-- Begin Given data --
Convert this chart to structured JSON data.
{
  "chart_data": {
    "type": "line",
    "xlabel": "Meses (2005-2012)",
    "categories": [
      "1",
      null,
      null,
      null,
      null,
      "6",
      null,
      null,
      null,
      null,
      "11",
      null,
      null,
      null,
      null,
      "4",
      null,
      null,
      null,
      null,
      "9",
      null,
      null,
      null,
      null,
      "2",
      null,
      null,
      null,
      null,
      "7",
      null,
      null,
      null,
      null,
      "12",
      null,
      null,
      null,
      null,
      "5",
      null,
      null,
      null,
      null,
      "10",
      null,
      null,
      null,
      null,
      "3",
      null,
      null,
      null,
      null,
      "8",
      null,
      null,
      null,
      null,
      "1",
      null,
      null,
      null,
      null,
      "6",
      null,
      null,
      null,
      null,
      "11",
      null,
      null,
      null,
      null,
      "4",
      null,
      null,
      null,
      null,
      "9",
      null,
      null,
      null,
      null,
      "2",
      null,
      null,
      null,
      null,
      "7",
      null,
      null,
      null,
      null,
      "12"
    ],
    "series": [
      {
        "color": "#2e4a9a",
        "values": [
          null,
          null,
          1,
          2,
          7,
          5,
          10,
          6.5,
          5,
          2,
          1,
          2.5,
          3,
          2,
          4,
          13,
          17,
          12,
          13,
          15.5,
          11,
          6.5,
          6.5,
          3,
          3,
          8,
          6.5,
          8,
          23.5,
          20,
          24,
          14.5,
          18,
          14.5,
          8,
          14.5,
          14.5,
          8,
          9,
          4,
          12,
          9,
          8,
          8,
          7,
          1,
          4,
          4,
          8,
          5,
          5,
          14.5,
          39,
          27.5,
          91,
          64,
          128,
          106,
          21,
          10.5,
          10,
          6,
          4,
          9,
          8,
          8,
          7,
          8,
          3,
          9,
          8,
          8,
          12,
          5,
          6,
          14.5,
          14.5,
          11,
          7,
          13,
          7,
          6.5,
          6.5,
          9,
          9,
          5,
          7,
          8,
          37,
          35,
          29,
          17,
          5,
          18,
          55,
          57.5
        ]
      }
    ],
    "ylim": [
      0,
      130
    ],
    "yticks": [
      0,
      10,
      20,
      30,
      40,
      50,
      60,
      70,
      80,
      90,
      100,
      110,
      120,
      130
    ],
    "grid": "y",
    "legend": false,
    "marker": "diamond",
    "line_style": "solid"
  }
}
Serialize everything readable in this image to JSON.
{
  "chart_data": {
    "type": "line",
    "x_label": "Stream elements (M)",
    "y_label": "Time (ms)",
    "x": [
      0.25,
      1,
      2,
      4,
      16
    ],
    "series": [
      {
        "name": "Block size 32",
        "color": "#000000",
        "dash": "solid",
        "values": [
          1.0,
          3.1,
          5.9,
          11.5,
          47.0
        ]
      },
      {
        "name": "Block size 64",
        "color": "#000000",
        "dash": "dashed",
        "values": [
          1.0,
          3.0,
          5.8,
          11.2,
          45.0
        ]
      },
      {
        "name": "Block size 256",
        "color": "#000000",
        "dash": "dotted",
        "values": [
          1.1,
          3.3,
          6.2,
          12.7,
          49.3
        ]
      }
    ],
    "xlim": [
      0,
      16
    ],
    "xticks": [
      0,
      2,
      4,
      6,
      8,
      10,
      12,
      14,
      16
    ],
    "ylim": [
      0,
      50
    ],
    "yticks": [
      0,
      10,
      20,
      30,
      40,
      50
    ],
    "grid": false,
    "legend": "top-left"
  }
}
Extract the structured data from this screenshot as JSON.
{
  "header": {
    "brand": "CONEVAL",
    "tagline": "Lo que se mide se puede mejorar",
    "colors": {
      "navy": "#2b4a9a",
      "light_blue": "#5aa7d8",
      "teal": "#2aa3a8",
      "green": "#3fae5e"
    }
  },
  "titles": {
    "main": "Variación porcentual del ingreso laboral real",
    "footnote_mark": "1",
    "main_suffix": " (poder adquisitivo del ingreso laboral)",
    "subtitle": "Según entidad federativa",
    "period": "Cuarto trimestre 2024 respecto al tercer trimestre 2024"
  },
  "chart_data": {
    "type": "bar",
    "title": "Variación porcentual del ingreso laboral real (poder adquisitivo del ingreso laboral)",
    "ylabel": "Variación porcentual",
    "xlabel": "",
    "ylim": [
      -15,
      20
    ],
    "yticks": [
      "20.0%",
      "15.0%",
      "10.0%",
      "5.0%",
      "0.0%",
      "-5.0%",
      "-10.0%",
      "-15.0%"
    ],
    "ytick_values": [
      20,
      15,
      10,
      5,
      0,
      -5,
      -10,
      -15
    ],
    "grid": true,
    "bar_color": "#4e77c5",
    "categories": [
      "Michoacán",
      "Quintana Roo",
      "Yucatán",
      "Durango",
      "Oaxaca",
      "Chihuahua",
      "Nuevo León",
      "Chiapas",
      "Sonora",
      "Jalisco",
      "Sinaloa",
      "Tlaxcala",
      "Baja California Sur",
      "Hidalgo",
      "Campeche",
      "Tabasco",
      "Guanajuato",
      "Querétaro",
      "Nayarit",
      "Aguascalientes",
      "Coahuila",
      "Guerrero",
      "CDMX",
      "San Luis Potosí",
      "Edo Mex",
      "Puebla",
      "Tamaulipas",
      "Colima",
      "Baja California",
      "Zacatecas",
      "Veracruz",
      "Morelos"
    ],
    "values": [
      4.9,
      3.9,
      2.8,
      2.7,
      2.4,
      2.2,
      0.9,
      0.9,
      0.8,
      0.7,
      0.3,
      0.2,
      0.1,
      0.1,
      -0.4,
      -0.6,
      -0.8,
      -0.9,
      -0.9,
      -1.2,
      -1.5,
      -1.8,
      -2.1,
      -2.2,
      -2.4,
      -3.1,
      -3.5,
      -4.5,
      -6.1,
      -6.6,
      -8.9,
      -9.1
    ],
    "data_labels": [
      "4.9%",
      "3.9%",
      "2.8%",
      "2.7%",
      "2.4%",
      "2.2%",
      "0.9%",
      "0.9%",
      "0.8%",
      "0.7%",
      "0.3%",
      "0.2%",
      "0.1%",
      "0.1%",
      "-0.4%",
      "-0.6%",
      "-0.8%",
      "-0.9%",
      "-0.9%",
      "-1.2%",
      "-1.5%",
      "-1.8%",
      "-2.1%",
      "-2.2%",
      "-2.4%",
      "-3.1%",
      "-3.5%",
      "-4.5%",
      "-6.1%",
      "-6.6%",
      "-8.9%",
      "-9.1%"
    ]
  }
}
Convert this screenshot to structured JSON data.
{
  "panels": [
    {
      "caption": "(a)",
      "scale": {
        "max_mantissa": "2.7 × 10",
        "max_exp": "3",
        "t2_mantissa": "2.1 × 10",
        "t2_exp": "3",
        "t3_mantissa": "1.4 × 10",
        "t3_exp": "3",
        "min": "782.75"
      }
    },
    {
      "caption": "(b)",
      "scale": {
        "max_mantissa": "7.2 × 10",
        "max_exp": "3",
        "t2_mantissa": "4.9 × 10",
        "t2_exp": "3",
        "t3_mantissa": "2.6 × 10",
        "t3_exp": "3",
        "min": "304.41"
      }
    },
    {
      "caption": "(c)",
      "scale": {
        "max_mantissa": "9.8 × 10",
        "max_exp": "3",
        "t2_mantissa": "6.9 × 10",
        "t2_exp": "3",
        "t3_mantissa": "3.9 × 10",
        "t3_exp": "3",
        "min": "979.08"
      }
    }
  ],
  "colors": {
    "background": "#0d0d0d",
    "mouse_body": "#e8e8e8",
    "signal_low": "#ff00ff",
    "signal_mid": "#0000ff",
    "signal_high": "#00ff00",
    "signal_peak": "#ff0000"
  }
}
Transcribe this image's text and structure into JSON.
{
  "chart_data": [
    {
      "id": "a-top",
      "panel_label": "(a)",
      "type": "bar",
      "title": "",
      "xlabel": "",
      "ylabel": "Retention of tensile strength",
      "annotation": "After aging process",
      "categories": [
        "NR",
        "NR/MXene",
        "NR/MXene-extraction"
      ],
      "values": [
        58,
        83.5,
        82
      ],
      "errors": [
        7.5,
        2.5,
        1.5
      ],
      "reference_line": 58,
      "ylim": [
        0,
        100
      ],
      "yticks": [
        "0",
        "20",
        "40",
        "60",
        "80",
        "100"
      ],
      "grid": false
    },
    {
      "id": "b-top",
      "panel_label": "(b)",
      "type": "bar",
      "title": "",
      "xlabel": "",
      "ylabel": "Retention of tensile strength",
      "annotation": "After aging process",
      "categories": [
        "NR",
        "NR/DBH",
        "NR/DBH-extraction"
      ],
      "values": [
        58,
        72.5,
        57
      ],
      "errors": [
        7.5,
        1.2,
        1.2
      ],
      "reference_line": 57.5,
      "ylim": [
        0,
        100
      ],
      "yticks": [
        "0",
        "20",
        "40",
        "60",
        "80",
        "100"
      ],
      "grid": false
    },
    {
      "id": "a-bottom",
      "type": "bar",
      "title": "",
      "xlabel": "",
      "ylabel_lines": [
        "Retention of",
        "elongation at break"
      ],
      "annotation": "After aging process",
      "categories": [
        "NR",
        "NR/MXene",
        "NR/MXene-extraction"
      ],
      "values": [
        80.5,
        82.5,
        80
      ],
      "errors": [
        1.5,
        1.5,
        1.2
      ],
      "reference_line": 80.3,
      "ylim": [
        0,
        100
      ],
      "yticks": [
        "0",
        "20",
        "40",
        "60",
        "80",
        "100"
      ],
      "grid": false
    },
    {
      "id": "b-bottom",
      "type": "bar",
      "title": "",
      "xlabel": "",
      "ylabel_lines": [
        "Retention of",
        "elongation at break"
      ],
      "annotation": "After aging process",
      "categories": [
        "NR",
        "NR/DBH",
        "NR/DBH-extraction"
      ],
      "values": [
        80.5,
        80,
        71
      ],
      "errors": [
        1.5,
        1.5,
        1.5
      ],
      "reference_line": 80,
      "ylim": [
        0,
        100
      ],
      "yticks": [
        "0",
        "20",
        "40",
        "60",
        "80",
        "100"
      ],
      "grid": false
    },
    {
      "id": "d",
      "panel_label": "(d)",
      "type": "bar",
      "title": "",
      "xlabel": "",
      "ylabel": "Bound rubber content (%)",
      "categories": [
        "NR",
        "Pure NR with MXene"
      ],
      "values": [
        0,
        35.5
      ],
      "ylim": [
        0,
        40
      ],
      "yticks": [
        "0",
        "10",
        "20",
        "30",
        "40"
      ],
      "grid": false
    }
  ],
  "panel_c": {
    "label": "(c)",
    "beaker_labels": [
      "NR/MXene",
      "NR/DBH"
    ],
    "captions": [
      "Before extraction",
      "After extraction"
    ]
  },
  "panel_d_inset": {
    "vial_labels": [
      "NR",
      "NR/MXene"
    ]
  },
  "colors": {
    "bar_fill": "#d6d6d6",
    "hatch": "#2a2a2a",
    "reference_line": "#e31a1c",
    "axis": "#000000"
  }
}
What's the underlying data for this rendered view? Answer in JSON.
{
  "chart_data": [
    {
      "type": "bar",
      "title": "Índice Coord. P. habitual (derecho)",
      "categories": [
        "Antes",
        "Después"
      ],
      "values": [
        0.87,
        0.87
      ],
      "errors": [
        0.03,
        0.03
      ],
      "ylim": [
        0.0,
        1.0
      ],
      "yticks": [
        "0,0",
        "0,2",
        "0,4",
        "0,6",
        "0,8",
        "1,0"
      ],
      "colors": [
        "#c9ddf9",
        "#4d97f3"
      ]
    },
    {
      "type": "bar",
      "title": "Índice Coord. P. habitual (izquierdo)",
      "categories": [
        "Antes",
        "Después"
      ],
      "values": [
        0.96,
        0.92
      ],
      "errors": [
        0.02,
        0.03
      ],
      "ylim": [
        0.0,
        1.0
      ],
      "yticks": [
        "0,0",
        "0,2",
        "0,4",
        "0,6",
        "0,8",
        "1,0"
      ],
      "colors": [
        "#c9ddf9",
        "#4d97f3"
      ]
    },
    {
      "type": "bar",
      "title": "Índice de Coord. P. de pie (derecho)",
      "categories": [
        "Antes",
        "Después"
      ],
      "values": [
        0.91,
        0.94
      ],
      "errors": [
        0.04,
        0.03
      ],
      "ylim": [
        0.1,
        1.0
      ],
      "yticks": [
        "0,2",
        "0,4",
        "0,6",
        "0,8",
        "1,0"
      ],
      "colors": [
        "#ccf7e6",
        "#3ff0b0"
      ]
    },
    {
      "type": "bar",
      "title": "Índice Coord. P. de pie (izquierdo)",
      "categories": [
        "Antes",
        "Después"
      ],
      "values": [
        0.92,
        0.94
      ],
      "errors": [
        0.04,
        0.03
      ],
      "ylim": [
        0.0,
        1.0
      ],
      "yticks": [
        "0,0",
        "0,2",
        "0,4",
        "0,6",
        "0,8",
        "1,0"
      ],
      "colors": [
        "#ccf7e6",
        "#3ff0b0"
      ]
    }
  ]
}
-- End Given data --
Review the preceding data and report every line that includes the string "Variación".

    "main": "Variación porcentual del ingreso laboral real",
    "title": "Variación porcentual del ingreso laboral real (poder adquisitivo del ingreso laboral)",
    "ylabel": "Variación porcentual",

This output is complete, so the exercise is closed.